(Some records)
+++++

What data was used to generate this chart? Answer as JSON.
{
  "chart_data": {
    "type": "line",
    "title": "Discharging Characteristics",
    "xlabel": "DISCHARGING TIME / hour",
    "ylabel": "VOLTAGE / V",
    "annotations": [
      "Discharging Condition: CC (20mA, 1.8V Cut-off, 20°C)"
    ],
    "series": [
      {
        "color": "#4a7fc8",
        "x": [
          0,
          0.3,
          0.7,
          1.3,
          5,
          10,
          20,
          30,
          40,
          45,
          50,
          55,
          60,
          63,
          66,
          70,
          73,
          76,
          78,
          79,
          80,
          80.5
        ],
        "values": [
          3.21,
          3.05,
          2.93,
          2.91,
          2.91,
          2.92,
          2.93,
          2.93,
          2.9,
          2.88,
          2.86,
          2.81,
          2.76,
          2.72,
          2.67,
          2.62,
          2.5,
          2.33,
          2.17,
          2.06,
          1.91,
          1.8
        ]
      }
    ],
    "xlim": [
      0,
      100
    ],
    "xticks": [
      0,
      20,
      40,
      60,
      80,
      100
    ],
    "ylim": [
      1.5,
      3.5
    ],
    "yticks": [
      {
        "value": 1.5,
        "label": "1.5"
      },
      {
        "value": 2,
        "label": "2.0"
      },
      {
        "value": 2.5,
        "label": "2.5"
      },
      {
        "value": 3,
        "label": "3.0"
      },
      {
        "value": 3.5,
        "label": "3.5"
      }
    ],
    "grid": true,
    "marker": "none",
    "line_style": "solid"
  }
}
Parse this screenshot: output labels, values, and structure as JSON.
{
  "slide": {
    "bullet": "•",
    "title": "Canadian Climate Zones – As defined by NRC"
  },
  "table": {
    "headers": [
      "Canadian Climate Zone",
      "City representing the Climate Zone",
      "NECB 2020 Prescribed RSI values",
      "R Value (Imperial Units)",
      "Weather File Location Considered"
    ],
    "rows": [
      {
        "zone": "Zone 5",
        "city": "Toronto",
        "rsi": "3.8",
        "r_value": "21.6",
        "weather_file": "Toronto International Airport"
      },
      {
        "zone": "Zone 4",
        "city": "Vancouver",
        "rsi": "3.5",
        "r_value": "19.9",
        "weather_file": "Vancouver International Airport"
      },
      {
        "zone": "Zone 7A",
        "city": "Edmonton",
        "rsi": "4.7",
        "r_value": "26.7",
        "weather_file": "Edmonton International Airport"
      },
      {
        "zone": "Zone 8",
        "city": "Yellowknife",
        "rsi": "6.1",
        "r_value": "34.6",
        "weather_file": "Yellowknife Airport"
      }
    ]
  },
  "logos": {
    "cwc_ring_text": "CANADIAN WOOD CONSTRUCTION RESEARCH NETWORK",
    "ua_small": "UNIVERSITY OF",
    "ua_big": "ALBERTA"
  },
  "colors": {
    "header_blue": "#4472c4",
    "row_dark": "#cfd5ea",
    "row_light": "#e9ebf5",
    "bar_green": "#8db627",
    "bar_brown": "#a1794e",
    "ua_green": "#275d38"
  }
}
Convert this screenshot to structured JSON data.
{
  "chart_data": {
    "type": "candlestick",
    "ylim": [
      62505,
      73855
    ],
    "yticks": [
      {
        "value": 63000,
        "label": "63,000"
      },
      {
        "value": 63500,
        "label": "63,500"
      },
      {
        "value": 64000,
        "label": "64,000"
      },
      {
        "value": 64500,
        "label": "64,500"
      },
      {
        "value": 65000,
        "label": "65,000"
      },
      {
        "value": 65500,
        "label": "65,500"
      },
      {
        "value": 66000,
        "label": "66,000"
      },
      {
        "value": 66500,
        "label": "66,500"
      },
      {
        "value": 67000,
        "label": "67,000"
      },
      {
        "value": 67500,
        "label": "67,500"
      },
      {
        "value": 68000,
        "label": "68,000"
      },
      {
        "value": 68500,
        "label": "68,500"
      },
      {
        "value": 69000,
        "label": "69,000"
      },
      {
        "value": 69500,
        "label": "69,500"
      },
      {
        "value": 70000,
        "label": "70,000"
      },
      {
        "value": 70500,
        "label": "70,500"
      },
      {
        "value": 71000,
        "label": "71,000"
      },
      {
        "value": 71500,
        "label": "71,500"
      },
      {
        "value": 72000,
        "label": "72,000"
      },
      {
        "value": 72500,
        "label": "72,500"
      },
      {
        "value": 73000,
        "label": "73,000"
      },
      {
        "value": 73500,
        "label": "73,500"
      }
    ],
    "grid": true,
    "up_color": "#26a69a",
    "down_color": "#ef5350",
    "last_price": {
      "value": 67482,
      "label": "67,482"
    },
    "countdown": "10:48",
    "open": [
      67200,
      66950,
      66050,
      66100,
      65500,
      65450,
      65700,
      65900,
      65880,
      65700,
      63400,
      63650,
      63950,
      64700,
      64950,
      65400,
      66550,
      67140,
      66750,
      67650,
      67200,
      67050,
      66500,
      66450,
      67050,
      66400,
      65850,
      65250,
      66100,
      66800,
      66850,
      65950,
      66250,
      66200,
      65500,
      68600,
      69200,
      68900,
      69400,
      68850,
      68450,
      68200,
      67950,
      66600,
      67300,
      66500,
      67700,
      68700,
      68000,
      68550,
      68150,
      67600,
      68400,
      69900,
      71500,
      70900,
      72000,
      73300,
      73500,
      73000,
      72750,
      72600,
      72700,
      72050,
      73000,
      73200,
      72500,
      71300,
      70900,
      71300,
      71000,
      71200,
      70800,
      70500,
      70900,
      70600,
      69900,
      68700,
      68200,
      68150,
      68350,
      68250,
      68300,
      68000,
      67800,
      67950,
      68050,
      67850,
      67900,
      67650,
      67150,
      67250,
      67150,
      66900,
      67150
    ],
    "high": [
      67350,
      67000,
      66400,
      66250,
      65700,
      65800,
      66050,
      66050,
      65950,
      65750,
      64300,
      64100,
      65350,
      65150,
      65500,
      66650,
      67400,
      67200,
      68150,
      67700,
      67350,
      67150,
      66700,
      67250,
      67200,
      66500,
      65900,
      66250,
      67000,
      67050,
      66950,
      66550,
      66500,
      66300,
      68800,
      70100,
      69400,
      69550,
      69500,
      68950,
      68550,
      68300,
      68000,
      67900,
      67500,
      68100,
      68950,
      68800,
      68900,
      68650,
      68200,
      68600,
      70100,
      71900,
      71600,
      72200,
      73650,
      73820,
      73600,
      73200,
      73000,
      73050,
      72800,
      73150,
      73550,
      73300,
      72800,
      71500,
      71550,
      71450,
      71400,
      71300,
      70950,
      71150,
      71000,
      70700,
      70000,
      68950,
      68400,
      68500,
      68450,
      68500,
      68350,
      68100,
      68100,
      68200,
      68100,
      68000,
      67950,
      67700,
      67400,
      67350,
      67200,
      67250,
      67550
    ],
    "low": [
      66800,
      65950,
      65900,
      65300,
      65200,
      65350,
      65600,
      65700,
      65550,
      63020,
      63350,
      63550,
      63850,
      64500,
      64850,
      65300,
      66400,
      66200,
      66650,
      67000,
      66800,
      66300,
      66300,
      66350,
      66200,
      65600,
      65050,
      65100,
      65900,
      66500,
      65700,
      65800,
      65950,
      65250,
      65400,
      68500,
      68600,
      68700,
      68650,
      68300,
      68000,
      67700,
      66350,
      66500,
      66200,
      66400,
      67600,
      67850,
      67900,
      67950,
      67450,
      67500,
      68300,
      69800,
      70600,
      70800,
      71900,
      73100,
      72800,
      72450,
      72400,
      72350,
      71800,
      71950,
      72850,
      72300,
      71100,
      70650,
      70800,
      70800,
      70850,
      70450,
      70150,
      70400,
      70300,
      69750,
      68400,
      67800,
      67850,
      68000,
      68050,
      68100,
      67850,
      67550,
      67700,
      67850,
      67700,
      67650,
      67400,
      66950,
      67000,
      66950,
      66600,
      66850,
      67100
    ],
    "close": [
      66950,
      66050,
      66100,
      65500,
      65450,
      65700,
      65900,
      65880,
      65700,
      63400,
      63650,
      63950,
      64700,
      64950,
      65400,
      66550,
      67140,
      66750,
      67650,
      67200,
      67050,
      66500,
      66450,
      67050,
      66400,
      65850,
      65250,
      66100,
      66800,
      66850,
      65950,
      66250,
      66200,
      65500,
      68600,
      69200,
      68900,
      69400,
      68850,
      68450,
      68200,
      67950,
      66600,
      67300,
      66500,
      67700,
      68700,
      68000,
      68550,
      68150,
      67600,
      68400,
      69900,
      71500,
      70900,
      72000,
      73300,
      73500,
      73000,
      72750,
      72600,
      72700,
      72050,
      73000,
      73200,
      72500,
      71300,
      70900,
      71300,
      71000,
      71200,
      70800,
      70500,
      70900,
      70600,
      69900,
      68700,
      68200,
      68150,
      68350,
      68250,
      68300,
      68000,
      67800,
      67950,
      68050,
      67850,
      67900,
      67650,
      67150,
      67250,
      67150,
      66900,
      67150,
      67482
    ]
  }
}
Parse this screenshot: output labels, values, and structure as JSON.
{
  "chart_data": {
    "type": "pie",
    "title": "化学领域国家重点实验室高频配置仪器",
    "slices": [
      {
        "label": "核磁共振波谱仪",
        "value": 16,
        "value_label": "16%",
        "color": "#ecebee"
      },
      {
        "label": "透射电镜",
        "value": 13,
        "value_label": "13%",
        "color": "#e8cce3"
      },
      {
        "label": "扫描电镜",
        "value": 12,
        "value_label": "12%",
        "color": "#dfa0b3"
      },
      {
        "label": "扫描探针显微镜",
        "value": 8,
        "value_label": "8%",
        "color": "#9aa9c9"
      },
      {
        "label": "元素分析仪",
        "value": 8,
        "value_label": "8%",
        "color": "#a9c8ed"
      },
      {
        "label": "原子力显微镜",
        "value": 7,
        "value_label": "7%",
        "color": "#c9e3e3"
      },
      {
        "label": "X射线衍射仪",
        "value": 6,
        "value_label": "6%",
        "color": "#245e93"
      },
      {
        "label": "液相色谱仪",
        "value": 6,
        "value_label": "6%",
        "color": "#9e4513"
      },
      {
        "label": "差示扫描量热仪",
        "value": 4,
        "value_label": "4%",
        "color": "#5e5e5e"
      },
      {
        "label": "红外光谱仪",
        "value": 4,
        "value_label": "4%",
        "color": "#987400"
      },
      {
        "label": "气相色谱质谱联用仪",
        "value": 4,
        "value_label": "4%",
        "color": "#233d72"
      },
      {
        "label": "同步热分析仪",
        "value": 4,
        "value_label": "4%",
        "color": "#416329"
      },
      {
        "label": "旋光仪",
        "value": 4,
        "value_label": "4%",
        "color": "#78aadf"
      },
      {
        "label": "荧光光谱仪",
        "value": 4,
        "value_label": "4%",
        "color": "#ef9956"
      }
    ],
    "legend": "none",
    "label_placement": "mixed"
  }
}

+++++

(WHAT TO DO): Within the listing above, copy each line that has the string "Edmonton".

(ANSWER IN FULL):
        "city": "Edmonton",
        "weather_file": "Edmonton International Airport"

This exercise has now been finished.